▸ PROVIDED RECORDS
- - -
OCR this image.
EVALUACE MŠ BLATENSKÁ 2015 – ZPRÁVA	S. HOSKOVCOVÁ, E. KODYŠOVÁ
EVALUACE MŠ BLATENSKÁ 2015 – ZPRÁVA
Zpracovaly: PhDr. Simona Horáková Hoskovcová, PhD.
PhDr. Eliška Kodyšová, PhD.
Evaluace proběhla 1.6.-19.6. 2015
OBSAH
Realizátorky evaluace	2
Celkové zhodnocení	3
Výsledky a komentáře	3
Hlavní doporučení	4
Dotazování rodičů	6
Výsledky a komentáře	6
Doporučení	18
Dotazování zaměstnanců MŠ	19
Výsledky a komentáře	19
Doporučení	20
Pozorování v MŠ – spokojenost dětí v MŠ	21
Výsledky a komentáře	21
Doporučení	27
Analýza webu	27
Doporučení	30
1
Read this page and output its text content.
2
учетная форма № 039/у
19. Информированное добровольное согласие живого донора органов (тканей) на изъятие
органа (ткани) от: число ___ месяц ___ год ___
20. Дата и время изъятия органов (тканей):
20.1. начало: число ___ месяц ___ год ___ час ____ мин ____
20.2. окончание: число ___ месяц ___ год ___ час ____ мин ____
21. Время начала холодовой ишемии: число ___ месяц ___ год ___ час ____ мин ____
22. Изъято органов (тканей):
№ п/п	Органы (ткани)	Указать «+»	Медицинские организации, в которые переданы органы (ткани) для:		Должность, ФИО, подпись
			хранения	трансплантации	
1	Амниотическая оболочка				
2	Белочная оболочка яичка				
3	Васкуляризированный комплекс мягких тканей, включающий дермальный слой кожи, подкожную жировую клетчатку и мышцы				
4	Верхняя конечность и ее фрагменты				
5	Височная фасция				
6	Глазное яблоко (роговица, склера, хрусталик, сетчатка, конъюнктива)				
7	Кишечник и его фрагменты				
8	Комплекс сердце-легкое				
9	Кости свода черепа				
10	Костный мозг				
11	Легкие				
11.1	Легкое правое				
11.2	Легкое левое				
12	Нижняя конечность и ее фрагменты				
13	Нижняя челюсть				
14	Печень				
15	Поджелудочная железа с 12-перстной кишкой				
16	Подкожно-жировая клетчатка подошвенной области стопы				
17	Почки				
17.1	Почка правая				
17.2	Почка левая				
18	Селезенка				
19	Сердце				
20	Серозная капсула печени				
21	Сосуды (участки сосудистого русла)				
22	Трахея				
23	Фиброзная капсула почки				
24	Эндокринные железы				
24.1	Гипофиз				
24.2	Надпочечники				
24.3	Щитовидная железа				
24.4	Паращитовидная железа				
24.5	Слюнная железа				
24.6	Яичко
- - -
▸ EXERCISE DESCRIPTION
Search the entries for the word "this", then gather every line that has it.

▸ FULL RESPONSE
OCR this image.
Read this page and output its text content.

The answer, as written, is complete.